WHAT TO DO -> Reproduce each line of the listing exactly.

PROVIDED DATA ->
☆ ☆ ☆

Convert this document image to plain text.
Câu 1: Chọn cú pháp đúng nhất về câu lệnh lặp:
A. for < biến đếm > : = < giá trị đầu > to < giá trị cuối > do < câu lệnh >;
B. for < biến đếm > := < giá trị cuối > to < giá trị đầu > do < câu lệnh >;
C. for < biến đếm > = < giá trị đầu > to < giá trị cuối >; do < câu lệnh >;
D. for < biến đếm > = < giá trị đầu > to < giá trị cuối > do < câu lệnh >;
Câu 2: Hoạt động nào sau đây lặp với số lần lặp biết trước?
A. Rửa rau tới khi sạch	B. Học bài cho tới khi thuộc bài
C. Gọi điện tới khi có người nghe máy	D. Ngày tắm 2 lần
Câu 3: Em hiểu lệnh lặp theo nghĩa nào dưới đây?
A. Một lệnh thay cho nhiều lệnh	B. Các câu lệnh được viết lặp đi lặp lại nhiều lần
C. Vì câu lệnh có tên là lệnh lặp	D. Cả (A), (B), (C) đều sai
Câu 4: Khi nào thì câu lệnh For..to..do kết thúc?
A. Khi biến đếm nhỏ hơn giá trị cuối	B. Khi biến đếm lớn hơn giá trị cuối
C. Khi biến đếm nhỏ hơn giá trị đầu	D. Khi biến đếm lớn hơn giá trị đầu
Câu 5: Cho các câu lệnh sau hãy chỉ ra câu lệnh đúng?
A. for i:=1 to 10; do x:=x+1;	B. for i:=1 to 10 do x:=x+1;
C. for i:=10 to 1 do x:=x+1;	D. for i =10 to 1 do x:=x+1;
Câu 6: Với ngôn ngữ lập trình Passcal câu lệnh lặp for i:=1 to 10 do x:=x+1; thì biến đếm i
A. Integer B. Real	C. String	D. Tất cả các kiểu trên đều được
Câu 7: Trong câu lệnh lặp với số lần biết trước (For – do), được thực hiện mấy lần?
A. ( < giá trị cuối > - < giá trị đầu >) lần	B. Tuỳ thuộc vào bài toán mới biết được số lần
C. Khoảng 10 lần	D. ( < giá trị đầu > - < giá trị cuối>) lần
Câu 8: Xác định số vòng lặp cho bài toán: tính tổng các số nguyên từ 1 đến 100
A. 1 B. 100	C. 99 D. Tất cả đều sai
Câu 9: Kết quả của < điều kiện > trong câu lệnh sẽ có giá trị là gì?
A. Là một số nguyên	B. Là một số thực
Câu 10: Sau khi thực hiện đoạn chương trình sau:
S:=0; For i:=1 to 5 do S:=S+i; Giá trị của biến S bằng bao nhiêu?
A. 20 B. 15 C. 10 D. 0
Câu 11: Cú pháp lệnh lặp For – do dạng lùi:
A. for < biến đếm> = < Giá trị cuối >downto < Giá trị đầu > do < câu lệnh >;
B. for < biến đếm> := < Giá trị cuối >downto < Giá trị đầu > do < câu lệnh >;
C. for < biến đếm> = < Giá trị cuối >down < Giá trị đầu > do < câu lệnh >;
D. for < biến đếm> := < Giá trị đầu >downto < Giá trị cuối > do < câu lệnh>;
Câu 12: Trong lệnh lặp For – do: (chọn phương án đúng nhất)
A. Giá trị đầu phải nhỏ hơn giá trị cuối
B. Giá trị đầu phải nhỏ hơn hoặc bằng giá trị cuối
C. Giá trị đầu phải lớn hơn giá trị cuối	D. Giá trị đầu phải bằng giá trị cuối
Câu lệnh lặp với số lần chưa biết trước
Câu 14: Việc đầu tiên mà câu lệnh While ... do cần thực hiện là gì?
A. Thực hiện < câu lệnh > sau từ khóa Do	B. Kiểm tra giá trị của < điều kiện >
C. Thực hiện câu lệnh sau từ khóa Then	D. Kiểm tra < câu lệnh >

☆ ☆ ☆

WORKED SOLUTION ->
Convert this document image to plain text.
Câu 1: Chọn cú pháp đúng nhất về câu lệnh lặp:
A. for < biến đếm > : = < giá trị đầu > to < giá trị cuối > do < câu lệnh >;
B. for < biến đếm > := < giá trị cuối > to < giá trị đầu > do < câu lệnh >;
C. for < biến đếm > = < giá trị đầu > to < giá trị cuối >; do < câu lệnh >;
D. for < biến đếm > = < giá trị đầu > to < giá trị cuối > do < câu lệnh >;
Câu 2: Hoạt động nào sau đây lặp với số lần lặp biết trước?
A. Rửa rau tới khi sạch	B. Học bài cho tới khi thuộc bài
C. Gọi điện tới khi có người nghe máy	D. Ngày tắm 2 lần
Câu 3: Em hiểu lệnh lặp theo nghĩa nào dưới đây?
A. Một lệnh thay cho nhiều lệnh	B. Các câu lệnh được viết lặp đi lặp lại nhiều lần
C. Vì câu lệnh có tên là lệnh lặp	D. Cả (A), (B), (C) đều sai
Câu 4: Khi nào thì câu lệnh For..to..do kết thúc?
A. Khi biến đếm nhỏ hơn giá trị cuối	B. Khi biến đếm lớn hơn giá trị cuối
C. Khi biến đếm nhỏ hơn giá trị đầu	D. Khi biến đếm lớn hơn giá trị đầu
Câu 5: Cho các câu lệnh sau hãy chỉ ra câu lệnh đúng?
A. for i:=1 to 10; do x:=x+1;	B. for i:=1 to 10 do x:=x+1;
C. for i:=10 to 1 do x:=x+1;	D. for i =10 to 1 do x:=x+1;
Câu 6: Với ngôn ngữ lập trình Passcal câu lệnh lặp for i:=1 to 10 do x:=x+1; thì biến đếm i
A. Integer B. Real	C. String	D. Tất cả các kiểu trên đều được
Câu 7: Trong câu lệnh lặp với số lần biết trước (For – do), được thực hiện mấy lần?
A. ( < giá trị cuối > - < giá trị đầu >) lần	B. Tuỳ thuộc vào bài toán mới biết được số lần
C. Khoảng 10 lần	D. ( < giá trị đầu > - < giá trị cuối>) lần
Câu 8: Xác định số vòng lặp cho bài toán: tính tổng các số nguyên từ 1 đến 100
A. 1 B. 100	C. 99 D. Tất cả đều sai
Câu 9: Kết quả của < điều kiện > trong câu lệnh sẽ có giá trị là gì?
A. Là một số nguyên	B. Là một số thực
Câu 10: Sau khi thực hiện đoạn chương trình sau:
S:=0; For i:=1 to 5 do S:=S+i; Giá trị của biến S bằng bao nhiêu?
A. 20 B. 15 C. 10 D. 0
Câu 11: Cú pháp lệnh lặp For – do dạng lùi:
A. for < biến đếm> = < Giá trị cuối >downto < Giá trị đầu > do < câu lệnh >;
B. for < biến đếm> := < Giá trị cuối >downto < Giá trị đầu > do < câu lệnh >;
C. for < biến đếm> = < Giá trị cuối >down < Giá trị đầu > do < câu lệnh >;
D. for < biến đếm> := < Giá trị đầu >downto < Giá trị cuối > do < câu lệnh>;
Câu 12: Trong lệnh lặp For – do: (chọn phương án đúng nhất)
A. Giá trị đầu phải nhỏ hơn giá trị cuối
B. Giá trị đầu phải nhỏ hơn hoặc bằng giá trị cuối
C. Giá trị đầu phải lớn hơn giá trị cuối	D. Giá trị đầu phải bằng giá trị cuối
Câu lệnh lặp với số lần chưa biết trước
Câu 14: Việc đầu tiên mà câu lệnh While ... do cần thực hiện là gì?
A. Thực hiện < câu lệnh > sau từ khóa Do	B. Kiểm tra giá trị của < điều kiện >
C. Thực hiện câu lệnh sau từ khóa Then	D. Kiểm tra < câu lệnh >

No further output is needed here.